# Exercise description
Return each line containing "BDTI".

Figure record extracts
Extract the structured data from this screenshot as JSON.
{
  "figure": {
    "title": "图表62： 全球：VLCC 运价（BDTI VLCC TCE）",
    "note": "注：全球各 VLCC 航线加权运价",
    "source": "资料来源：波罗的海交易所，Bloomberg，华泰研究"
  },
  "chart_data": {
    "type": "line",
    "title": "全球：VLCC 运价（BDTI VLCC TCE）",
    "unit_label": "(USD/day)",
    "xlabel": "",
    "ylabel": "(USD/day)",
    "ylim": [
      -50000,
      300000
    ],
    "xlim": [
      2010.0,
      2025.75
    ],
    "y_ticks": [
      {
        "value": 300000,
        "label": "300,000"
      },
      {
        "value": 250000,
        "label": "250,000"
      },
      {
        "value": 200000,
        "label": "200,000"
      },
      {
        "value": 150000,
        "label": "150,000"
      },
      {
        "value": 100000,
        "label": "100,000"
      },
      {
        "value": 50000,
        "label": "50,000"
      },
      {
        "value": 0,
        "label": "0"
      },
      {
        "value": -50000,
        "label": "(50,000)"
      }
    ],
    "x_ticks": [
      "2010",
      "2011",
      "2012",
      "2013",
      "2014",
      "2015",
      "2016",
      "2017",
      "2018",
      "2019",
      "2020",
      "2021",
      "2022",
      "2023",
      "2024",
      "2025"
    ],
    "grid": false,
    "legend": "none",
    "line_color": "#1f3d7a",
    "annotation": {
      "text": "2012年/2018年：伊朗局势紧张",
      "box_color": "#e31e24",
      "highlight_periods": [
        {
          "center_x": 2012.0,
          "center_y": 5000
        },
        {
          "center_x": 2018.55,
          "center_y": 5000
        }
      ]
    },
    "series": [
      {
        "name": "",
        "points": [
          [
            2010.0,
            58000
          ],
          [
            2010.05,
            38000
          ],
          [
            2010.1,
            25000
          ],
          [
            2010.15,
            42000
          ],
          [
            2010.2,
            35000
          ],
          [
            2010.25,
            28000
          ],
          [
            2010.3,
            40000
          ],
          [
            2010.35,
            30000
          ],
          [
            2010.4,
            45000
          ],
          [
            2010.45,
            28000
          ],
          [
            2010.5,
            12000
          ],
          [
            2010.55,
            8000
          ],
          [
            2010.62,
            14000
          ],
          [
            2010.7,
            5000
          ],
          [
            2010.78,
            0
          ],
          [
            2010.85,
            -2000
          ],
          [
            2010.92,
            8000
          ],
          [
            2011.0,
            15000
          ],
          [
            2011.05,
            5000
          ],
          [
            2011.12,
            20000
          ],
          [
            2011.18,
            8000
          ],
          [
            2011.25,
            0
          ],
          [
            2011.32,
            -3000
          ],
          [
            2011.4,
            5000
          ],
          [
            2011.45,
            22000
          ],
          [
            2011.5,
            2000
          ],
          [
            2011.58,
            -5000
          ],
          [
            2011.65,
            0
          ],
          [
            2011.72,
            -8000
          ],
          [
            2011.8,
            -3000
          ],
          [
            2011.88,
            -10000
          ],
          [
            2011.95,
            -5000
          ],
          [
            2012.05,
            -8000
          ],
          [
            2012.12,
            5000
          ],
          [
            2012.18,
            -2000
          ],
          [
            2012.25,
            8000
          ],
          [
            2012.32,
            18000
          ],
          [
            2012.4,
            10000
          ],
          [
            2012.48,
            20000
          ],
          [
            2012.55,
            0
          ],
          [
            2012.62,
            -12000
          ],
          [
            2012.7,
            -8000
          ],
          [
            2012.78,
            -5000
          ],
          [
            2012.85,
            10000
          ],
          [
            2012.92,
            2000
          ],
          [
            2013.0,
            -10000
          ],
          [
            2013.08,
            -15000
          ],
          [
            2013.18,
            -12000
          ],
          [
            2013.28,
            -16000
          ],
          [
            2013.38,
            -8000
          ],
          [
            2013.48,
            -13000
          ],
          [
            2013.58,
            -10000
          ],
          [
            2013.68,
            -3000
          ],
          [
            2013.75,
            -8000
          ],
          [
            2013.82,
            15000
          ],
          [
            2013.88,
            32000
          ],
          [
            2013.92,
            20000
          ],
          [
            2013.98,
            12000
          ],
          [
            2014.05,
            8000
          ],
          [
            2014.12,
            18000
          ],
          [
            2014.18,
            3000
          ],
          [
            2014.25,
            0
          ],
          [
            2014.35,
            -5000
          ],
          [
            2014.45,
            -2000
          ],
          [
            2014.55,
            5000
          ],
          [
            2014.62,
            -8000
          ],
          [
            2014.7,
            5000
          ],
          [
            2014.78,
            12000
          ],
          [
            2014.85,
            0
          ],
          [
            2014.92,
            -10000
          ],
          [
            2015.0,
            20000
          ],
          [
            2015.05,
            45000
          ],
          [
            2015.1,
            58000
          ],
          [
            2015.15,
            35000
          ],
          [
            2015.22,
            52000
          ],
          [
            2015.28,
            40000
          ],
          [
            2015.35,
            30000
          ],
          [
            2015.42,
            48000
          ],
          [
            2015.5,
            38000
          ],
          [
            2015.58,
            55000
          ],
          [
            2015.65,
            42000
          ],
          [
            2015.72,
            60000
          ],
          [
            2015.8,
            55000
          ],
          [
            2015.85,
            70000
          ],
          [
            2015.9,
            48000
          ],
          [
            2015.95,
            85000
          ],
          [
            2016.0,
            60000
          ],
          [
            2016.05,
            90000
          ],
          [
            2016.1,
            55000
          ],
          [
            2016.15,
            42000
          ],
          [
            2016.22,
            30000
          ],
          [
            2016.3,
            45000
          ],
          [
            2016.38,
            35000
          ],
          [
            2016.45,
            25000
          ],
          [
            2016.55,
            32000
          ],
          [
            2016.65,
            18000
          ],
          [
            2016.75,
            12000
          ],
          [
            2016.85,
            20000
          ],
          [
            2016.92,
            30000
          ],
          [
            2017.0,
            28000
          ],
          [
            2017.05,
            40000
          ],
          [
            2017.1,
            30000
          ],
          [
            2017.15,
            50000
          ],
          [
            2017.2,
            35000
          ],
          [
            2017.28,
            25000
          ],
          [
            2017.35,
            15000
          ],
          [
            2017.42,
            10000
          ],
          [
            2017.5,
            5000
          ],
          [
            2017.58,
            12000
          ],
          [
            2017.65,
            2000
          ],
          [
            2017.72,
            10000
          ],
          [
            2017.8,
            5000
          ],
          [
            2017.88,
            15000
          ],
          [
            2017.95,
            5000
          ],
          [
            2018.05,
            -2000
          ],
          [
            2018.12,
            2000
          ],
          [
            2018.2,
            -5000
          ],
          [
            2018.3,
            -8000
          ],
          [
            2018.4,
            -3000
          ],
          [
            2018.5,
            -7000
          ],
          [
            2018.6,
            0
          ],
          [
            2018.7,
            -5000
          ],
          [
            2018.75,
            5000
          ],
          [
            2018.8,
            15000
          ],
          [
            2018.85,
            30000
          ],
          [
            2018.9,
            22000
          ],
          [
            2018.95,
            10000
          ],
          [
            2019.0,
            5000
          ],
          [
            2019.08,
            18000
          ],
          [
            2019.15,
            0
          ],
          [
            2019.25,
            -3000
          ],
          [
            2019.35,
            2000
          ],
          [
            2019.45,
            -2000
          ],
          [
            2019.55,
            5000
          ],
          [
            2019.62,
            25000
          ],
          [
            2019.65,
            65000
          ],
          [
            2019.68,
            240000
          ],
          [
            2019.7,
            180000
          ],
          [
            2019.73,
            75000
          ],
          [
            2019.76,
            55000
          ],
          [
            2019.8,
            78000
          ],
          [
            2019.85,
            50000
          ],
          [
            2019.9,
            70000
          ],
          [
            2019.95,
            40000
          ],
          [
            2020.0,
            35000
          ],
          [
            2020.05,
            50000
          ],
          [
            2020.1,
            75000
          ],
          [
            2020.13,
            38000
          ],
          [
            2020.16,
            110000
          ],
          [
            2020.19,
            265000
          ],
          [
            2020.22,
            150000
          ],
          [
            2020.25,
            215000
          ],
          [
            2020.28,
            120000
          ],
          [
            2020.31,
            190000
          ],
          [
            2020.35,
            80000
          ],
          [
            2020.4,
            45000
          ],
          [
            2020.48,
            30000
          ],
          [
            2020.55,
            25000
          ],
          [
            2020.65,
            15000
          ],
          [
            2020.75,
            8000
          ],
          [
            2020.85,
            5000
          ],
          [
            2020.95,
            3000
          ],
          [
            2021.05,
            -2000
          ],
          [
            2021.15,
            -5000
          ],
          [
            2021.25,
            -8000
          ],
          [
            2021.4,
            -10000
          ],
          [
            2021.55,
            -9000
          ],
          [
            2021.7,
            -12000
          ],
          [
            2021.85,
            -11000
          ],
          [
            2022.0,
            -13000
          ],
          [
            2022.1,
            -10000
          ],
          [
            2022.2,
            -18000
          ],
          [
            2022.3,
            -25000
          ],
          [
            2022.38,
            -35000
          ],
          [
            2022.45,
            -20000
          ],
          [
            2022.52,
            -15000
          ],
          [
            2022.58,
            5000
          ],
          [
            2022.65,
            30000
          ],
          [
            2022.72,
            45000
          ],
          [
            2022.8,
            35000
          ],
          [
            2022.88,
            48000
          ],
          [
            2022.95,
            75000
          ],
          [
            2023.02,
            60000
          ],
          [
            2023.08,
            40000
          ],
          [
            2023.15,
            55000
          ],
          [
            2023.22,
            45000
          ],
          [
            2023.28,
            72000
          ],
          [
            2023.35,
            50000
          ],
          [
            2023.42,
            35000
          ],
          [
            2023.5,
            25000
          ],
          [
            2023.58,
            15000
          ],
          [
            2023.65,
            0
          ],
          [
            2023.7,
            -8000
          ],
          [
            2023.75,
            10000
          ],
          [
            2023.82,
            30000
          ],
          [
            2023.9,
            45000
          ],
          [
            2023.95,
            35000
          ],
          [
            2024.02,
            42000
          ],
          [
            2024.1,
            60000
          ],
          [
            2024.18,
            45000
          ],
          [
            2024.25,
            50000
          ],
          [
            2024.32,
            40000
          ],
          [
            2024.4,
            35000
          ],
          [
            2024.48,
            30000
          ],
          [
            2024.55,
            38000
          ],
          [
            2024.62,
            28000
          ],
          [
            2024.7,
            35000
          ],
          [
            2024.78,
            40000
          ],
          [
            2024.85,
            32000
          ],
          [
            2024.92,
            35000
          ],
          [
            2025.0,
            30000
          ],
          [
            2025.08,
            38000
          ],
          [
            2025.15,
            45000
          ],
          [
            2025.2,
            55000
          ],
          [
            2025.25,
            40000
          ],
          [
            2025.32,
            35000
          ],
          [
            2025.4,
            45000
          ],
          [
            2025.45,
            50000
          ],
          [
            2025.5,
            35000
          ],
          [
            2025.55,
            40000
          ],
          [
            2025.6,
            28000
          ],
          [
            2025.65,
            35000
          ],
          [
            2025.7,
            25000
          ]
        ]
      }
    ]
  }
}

# Response
    "title": "图表62： 全球：VLCC 运价（BDTI VLCC TCE）",
    "title": "全球：VLCC 运价（BDTI VLCC TCE）",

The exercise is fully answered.